Trecho extraído
━━━━━━━━━━━━━━━━━━━━━━━━━━━━━━
O AMOR NO “BREJO DAS ALMAS” DE DRUMMOND

CARLOS DRUMMOND DE ANDRADE

O poeta nasceu em Itabira em 1902 e faleceu em 1987 no Rio de Janeiro. Escreveu, dentre muitos outros, os livros de poesia Alguma Poesia (edições Pindorama, 1930), Sentimento do mundo (Pongetti, 1940), A Rosa do Povo (José Olympio, 1945), Claro Enigma (José Olympio, 1951) e Boitempo (Sabiá, 1968). É um dos mais influentes poetas brasileiros do século XX.

 

BREJO DAS ALMAS 

 Brejo das Almas é o titulo do livro de Drummond e ao mesmo tempo, o nome de uma cidade mineira. O poeta fala sobre essa cidade na epigrafe do livro:

 

Brejo das Almas é um dos municípios mineiros onde os cereais são cultivados em maior escala. Sua exportação é feita para os mercados de Montes Claros e Belo Horizonte. Há também grande exportação de toucinho, mamona e ovos. A lavoura de cana-de-açúcar tem se desenvolvido bastante. Ultimamente, cogita-se da mudança do nome do município, que está cada vez mais próspero. Não se compreende mesmo que fique toda a vida com o primitivo: Brejo das Almas, que nada significa e nenhuma justificativa oferece. D’A Pátria, 6-VIII-1931

 

Brejo das Almas foi o nome de uma cidade que hoje se chama Francisco Sá, no estado de Minas Gerais. O nome Brejo das Almas vigorou de 1923 a 1938. Em 1867, o local passou a ser chamado de São Gonçalo do Brejo das Almas, e tornou-se distrito de Montes Claros. Em 1923, foi elevado à categoria de município com o nome de Brejo das Almas.  Em 1938, a cidade passou a se chamar Francisco Sá, em homenagem ao engenheiro Francisco de Sá, que foi ministro da Viação e Obras Públicas.

 

O AMOR NO BREJO

             O livro retrata o mal-estar e os conflitos do poeta com os dilemas existenciais de sua geração e de seu tempo. O poeta começa o livro dizendo que tudo estava bêbedo, o poeta, as casas…

 

Tudo era irreparável!

Ninguém sabia que o mundo ia acabar…

José, que colocava pronomes,

Helena, que amava os homens,

Sebastião, que se arruinava,

Artur, que não dizia nada,

embarcam apara a eternidade…

 

O poeta mostra seu desprezo para com a vida e a realidade dura de que hoje estamos aqui, amando ou não fazendo nada, e o trem da eternidade está nos esperando para o fim. No poema Soneto da perdida esperança, o poeta volta ao tema: “Perdi o bonde e a esperança. / Volto pálido para casa. / A rua é inútil e nenhum auto / passaria sobre meu corpo”.
━━━━━━━━━━━━━━━━━━━━━━━━━━━━━━
Registros de anotação de layout
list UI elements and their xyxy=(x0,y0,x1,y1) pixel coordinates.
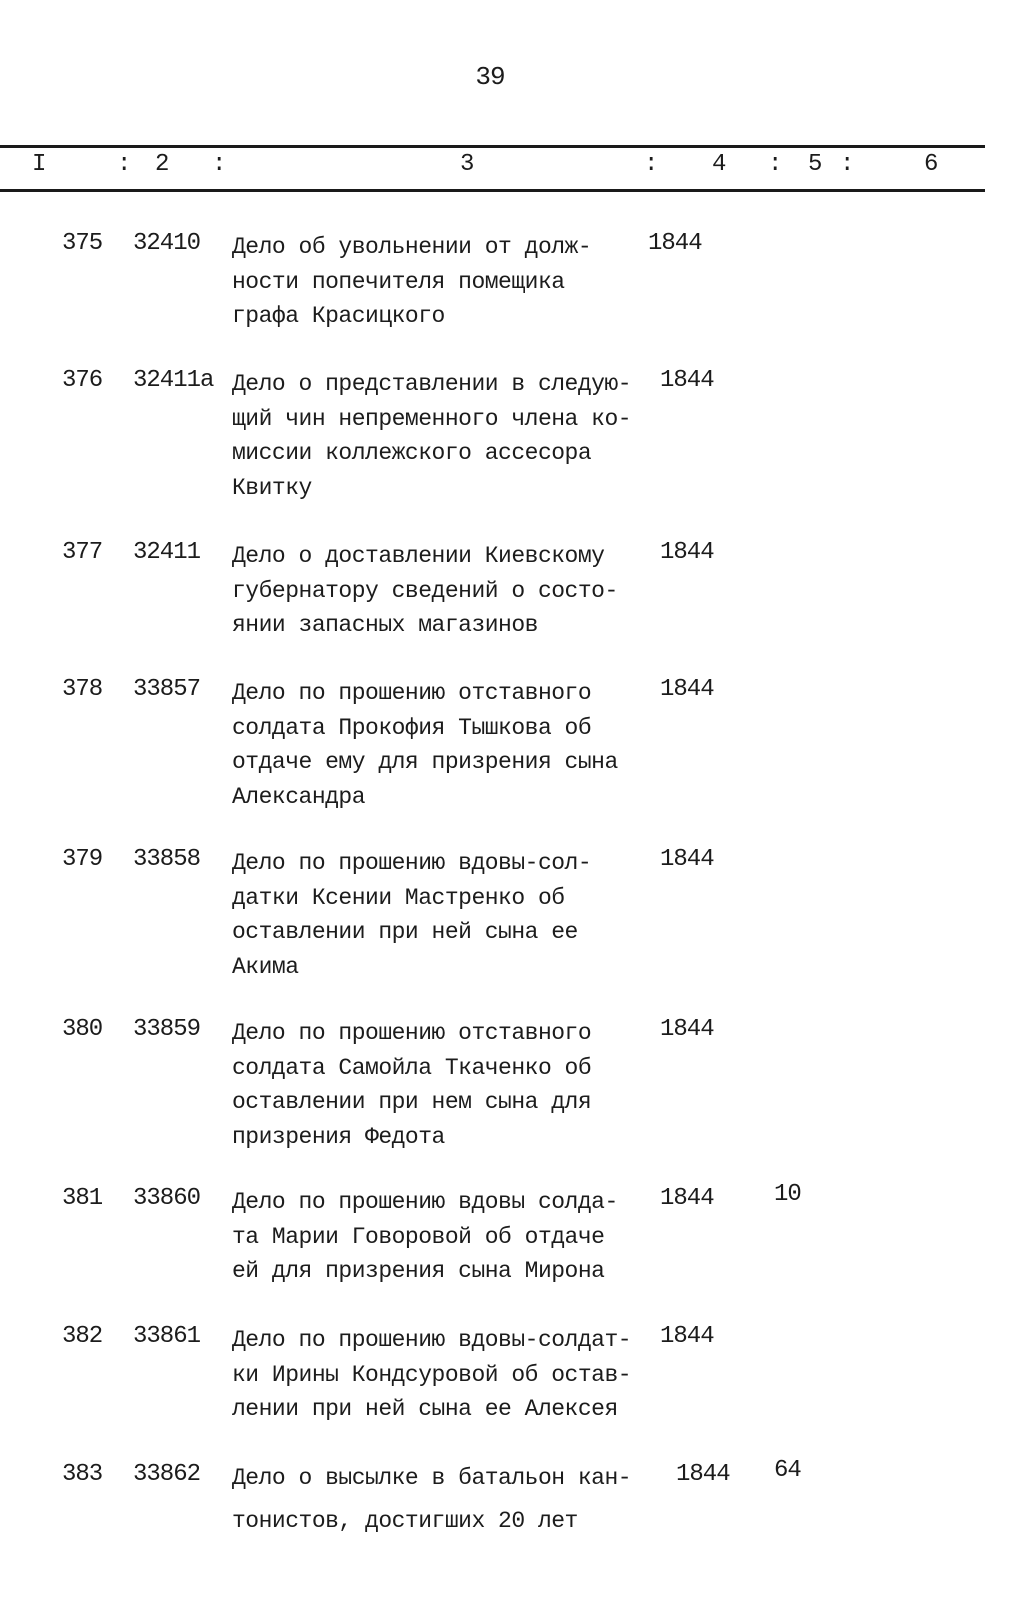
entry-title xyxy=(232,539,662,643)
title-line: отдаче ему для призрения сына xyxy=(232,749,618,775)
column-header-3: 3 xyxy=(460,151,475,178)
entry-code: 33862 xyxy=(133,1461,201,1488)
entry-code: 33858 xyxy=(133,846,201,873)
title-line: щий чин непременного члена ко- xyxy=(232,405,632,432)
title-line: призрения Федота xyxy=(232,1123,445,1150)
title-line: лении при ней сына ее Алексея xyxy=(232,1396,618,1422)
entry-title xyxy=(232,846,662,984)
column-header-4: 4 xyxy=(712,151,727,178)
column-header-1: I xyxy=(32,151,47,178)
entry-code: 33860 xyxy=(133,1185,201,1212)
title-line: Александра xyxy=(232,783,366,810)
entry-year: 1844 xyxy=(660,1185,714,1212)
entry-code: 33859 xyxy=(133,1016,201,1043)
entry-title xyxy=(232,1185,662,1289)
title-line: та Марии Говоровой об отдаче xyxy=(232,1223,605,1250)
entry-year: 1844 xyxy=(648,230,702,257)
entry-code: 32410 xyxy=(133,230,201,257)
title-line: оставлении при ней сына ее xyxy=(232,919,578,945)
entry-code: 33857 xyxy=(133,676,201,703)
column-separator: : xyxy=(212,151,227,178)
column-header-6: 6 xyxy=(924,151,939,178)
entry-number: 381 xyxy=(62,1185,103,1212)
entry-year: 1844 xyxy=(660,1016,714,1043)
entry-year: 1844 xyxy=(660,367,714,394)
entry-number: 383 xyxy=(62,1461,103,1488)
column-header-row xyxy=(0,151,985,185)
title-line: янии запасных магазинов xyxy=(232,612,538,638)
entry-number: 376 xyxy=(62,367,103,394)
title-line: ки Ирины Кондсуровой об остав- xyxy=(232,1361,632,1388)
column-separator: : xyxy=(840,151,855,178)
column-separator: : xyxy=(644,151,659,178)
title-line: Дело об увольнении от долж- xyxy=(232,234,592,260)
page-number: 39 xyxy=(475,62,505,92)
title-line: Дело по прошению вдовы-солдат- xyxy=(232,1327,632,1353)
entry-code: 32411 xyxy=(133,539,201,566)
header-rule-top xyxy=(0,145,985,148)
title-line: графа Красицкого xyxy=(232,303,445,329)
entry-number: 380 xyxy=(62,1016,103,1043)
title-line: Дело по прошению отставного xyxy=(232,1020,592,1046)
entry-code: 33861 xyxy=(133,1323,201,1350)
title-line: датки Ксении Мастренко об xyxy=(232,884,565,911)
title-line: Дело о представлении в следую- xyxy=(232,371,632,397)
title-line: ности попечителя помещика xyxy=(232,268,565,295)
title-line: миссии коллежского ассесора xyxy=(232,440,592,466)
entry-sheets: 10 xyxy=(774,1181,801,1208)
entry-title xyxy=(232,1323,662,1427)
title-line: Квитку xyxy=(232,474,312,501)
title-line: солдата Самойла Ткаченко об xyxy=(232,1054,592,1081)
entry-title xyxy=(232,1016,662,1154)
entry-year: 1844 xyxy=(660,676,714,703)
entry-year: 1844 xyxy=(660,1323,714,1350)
━━━━━━━━━━━━━━━━━━━━━━━━━━━━━━
Ações a realizar
1. Traduza para o inglês esta frase do texto sobre o livro Brejo das Almas: "O nome Brejo das Almas vigorou de 1923 a 1938."
2. Dê seguimento ao texto sobre o livro Brejo das Almas a partir do ponto em que ele termina.
Os itens não são necessários para as tarefas.

Respostas
1. The name Brejo das Almas was in use from 1923 to 1938.

2.
 

Como é maravilho o amor

(o amor e outros produtos).

Dançai, meus Irmãos!

A morte virá depois

como um sacramento.

 

O poeta de Itabira parece concordar com o Sábio do Eclesiastes (8.15-17), quando este diz: “Por isso, estou convencido de que devemos nos divertir porque o único prazer que temos nesta vida é comer, beber e nos divertir. Podemos fazer pelo menos isso enquanto trabalhamos durante a vida que Deus nos deu neste mundo. Todas as vezes que tentei me tornar sábio e entender o que acontece neste mundo, compreendi que a gente pode ficar acordado dia e noite e mesmo assim nunca será capaz de entender o que Deus faz. Por mais que a gente se esforce, nunca entende. Os sábios podem dizer que conseguem compreender, mas na verdade eles também não entendem”.

 

Ao contrário dos românticos, Drummond não idealiza o amor. Ele fala do amor como algo totalmente humano, falho, mas ainda assim essencial, mesmo quando está marcado pela solidão ou pelo desencanto. No poema, O amor bate na aorta, ele afirma:

 

o amor, seja como for,

é o amor.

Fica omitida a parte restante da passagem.